# [Work instructions]
In the material below, find all lines with the string "true" and copy them.

# [Input rows]
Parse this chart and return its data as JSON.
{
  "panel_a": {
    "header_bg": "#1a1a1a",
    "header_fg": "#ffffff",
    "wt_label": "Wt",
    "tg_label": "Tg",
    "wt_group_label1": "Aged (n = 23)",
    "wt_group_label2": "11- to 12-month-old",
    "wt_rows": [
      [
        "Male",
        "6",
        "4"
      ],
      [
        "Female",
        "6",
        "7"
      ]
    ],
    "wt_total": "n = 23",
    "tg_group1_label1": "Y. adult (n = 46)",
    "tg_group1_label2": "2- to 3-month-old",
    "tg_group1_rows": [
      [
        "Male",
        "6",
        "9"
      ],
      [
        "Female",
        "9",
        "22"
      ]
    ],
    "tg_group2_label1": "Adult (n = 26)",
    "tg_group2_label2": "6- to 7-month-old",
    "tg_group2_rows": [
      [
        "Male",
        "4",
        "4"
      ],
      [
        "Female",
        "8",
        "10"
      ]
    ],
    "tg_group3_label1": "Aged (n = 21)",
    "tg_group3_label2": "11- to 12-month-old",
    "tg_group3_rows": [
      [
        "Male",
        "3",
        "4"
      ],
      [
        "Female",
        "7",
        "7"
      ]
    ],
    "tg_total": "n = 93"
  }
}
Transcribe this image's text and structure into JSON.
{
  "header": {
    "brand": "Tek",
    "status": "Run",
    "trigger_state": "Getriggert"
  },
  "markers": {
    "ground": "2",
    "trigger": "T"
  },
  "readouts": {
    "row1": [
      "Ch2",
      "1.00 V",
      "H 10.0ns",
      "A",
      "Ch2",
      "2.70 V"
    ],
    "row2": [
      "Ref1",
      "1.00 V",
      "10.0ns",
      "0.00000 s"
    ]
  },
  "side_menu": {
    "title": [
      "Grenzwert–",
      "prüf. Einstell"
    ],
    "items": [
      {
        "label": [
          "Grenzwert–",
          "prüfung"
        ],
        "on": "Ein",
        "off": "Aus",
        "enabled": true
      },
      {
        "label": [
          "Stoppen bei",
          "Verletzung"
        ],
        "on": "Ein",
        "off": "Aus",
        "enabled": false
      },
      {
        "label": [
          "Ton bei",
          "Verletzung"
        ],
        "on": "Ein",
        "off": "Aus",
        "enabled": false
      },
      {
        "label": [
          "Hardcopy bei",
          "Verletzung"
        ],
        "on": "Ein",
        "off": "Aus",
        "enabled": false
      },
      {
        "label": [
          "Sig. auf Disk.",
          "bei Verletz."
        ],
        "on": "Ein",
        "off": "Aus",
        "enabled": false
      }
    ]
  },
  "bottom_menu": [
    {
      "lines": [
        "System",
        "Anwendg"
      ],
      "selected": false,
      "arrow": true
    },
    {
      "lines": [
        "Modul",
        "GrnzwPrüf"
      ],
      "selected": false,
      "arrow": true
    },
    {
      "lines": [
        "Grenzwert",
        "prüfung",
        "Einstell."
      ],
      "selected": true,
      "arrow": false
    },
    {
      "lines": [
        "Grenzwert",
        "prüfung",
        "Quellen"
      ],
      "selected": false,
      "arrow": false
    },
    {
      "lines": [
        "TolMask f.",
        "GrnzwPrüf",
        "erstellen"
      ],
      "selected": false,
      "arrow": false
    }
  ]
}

...

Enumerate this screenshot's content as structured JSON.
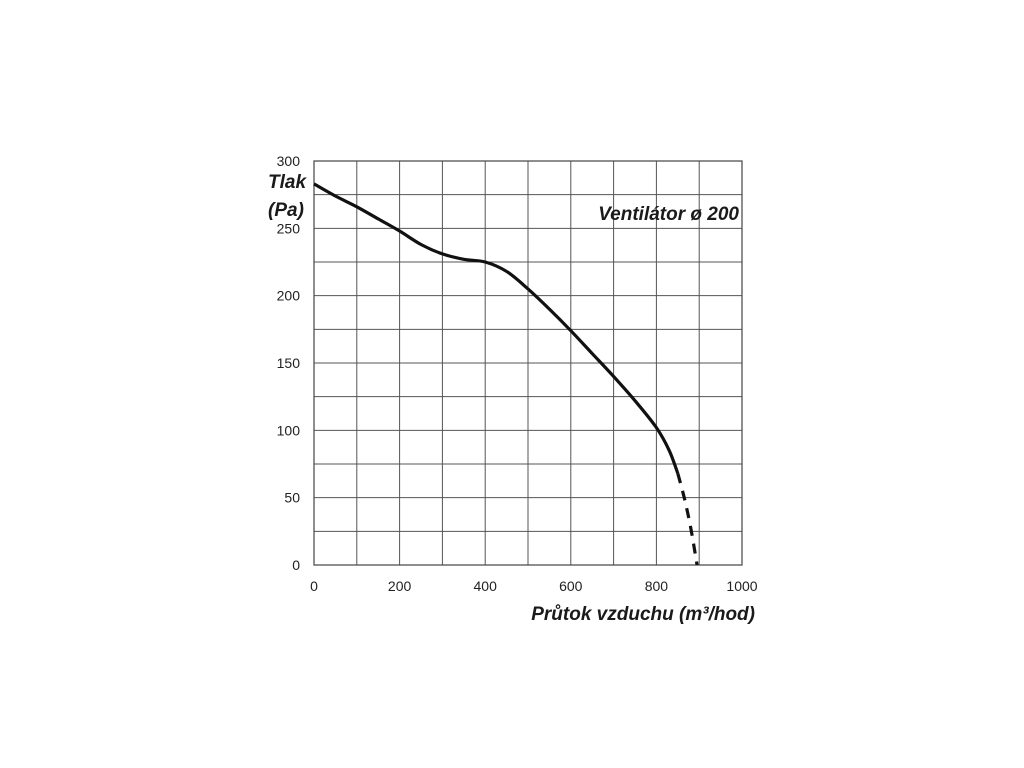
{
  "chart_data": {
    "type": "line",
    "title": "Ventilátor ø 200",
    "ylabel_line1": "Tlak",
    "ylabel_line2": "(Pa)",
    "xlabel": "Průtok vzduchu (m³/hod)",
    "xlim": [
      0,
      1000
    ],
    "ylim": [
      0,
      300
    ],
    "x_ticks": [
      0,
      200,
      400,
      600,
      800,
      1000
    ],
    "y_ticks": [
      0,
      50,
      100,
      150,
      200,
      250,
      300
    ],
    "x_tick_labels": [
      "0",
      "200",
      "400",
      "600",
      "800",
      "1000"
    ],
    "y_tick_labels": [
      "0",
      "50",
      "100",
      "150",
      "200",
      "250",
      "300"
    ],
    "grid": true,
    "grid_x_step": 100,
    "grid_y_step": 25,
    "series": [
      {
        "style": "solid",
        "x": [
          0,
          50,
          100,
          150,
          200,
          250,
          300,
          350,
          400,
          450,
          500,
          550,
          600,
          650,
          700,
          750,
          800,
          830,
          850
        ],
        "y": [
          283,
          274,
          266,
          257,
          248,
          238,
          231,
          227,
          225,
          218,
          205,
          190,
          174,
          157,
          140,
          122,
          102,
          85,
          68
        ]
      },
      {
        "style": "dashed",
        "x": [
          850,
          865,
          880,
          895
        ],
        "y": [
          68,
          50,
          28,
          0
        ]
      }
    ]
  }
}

==

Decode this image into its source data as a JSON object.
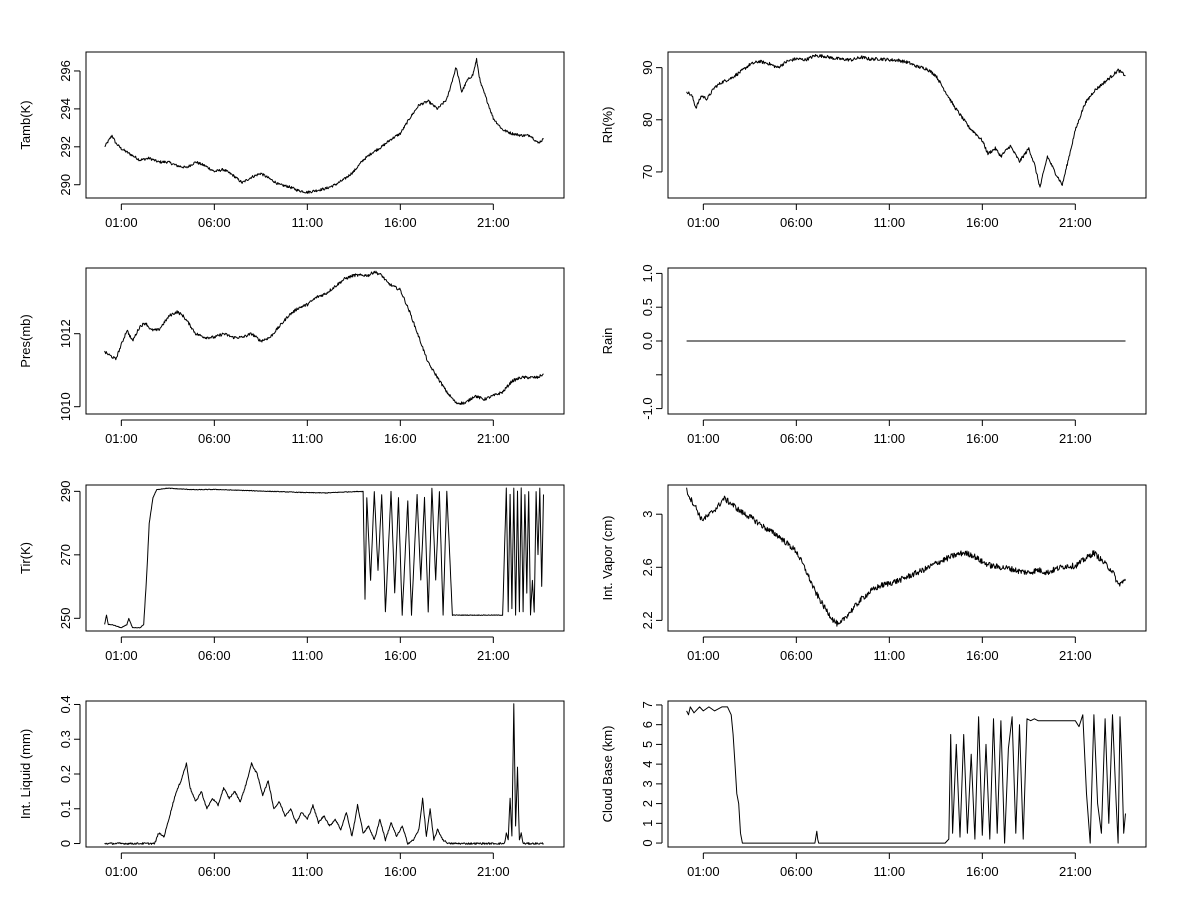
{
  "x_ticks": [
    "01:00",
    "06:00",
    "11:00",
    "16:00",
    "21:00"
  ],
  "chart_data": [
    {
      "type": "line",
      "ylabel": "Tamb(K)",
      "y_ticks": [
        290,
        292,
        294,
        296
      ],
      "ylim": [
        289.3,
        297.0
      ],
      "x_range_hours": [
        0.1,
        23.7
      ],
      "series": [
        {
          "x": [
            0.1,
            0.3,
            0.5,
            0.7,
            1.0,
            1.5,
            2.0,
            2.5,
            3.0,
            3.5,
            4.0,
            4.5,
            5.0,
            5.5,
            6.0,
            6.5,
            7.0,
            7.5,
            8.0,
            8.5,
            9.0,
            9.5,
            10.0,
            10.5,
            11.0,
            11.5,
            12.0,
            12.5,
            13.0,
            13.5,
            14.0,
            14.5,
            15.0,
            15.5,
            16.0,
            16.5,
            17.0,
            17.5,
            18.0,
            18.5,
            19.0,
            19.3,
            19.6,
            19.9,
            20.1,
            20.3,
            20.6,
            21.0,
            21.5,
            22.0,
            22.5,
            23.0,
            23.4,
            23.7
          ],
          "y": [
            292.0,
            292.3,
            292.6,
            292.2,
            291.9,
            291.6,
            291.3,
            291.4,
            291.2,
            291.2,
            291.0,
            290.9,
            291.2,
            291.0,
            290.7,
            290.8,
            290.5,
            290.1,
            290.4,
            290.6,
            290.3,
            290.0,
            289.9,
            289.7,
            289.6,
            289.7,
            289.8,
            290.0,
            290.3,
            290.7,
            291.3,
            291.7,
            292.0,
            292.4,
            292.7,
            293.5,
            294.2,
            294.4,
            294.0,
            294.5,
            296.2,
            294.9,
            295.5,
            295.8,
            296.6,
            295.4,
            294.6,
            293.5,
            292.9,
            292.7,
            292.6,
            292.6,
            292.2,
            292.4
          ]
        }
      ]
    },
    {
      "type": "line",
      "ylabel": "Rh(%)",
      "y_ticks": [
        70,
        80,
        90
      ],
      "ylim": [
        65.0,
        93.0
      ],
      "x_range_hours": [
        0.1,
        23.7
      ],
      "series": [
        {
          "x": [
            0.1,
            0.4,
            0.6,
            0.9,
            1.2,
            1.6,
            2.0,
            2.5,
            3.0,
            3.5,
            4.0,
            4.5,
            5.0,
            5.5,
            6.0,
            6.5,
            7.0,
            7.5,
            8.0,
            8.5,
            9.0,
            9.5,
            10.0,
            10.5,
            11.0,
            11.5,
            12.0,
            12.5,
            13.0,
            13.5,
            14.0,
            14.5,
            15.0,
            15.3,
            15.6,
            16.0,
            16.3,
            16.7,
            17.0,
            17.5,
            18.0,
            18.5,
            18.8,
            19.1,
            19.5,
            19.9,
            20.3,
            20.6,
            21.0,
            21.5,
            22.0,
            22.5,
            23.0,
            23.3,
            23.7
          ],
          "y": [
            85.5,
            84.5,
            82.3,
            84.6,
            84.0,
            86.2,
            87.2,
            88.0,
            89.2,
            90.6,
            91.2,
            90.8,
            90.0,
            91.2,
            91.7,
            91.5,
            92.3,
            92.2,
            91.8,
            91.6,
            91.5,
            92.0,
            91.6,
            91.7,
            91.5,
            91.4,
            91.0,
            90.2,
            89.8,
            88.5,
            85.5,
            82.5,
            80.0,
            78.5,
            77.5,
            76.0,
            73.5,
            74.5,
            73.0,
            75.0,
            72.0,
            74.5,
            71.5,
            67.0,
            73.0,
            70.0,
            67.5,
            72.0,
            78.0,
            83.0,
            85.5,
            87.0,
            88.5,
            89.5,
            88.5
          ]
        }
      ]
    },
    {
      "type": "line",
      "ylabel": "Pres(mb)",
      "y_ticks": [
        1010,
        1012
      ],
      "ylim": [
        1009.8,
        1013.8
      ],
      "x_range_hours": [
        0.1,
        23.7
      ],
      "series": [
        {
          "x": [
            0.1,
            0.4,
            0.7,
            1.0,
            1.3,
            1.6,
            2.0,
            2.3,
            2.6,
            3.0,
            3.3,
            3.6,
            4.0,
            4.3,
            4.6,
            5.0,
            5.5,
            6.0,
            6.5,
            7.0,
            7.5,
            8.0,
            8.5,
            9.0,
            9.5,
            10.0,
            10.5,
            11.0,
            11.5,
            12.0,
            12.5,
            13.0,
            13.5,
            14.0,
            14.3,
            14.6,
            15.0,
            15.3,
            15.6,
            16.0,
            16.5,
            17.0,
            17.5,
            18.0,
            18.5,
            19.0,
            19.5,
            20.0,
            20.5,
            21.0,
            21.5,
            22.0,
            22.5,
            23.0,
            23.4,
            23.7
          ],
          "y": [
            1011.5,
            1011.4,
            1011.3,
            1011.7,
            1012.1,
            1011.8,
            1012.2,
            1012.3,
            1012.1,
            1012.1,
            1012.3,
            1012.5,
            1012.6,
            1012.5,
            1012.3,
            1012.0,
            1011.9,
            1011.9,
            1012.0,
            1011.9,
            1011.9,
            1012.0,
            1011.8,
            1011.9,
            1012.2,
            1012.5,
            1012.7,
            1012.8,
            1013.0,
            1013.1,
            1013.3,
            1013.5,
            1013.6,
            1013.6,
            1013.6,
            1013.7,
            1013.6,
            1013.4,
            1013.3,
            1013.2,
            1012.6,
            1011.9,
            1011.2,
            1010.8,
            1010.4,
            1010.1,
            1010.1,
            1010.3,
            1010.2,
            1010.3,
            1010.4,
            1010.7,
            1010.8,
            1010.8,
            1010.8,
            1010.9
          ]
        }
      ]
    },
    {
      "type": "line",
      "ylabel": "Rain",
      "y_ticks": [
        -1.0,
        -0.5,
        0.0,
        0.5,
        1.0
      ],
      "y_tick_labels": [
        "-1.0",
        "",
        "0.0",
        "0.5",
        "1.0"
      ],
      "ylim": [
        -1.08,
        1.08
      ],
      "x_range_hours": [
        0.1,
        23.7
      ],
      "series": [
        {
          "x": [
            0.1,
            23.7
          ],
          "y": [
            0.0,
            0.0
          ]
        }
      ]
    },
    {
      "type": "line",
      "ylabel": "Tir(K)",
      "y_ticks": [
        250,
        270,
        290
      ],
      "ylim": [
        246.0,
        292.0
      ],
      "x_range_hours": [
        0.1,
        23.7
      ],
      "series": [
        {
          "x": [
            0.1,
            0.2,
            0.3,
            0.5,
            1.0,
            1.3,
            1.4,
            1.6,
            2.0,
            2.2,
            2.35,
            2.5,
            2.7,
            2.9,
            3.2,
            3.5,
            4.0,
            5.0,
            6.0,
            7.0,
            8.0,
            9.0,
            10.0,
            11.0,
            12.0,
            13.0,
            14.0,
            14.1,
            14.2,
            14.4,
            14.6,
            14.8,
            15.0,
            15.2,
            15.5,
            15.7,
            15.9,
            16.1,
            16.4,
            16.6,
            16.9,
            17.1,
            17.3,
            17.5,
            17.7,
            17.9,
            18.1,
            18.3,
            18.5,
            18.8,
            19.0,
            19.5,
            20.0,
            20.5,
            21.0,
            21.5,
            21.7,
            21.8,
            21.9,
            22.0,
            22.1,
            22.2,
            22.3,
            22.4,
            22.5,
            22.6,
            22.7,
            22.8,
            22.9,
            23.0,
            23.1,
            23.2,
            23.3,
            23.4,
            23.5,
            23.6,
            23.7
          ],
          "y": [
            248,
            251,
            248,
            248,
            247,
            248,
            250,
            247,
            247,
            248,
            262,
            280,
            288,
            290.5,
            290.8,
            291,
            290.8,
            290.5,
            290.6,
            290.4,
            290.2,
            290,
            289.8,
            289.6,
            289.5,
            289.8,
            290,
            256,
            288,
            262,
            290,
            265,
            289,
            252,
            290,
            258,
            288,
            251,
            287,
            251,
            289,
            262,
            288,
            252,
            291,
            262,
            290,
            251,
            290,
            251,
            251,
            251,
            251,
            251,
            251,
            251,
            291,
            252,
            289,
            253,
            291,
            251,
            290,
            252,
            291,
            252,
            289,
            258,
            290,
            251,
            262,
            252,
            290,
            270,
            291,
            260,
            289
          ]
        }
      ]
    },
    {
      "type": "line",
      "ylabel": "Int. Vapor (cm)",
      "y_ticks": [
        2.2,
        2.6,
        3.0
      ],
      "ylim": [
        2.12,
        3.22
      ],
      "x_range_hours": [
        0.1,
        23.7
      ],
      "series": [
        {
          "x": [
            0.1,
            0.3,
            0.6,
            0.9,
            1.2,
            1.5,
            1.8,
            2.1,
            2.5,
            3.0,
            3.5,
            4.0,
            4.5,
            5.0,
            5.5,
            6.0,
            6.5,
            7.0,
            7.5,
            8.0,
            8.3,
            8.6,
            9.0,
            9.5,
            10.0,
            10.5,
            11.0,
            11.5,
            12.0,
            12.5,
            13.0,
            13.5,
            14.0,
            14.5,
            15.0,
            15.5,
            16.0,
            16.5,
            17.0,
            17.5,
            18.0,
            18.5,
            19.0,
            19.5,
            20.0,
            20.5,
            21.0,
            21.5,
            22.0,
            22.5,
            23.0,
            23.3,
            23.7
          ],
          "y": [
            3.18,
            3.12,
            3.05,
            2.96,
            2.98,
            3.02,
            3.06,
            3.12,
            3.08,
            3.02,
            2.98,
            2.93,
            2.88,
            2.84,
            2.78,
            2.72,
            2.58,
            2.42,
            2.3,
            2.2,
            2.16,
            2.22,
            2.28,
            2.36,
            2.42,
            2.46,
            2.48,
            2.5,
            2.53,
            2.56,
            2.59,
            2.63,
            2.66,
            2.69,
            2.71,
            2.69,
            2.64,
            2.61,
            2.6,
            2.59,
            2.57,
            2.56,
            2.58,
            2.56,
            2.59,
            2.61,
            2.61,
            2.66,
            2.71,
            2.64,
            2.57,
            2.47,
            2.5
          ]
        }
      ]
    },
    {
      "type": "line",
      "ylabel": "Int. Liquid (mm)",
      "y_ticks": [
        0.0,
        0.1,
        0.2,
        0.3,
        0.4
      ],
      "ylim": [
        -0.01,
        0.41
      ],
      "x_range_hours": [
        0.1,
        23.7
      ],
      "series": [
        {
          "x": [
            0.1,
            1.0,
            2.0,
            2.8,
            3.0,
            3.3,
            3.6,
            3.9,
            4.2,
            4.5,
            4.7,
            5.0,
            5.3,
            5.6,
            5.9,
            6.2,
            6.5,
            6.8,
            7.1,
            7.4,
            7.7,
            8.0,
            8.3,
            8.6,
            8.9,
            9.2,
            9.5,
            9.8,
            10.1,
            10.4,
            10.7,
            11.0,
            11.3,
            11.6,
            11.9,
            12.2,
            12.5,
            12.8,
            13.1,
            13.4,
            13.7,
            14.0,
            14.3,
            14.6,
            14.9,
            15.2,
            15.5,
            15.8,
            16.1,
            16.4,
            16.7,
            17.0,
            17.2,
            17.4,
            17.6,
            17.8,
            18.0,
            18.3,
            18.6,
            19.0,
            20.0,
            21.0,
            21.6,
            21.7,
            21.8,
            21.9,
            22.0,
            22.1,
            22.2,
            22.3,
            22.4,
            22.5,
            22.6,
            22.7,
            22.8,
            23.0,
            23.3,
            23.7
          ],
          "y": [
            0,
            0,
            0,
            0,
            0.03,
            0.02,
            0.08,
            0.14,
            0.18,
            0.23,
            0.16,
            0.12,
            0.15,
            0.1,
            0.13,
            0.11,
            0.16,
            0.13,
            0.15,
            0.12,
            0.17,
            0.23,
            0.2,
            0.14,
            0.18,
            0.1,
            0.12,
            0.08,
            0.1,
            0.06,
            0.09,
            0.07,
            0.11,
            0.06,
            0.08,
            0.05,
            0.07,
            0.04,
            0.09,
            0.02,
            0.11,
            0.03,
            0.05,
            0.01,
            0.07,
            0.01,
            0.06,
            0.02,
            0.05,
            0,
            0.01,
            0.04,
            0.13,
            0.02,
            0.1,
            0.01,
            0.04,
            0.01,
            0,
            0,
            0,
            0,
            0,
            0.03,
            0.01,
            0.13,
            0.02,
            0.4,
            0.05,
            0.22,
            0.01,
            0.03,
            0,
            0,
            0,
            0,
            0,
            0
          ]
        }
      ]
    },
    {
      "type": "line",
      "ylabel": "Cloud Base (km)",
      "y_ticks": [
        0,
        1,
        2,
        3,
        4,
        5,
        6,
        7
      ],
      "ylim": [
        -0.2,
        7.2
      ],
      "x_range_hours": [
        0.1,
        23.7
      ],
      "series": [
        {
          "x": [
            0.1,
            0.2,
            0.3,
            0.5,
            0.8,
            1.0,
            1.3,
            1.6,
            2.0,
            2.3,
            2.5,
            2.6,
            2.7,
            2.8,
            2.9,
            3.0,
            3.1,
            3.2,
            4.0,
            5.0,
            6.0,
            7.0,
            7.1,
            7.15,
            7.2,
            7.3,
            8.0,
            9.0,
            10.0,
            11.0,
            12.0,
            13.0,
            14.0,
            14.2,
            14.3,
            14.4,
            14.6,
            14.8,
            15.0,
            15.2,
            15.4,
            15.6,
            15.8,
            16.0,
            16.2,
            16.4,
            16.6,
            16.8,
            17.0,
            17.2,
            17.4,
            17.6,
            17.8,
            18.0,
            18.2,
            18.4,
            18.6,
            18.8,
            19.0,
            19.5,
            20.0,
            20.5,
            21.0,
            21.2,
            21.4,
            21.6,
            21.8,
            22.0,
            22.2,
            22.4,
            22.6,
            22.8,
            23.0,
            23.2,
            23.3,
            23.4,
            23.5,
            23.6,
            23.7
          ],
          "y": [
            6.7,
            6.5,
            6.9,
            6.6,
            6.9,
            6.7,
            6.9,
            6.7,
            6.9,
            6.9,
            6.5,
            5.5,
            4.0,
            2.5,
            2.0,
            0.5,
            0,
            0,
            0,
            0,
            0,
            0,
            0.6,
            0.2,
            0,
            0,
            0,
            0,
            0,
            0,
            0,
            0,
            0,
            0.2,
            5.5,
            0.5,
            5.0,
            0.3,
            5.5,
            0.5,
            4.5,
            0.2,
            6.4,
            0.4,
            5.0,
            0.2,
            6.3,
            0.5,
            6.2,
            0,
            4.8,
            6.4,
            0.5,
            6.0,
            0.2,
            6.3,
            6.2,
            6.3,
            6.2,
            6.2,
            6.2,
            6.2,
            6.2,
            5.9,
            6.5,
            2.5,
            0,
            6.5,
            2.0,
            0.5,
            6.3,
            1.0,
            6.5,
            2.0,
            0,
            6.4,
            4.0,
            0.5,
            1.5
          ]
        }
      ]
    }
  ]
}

# [Output of the exercise]
        "enabled": true
      "arrow": true
      "arrow": true
      "selected": true,
    "grid": true,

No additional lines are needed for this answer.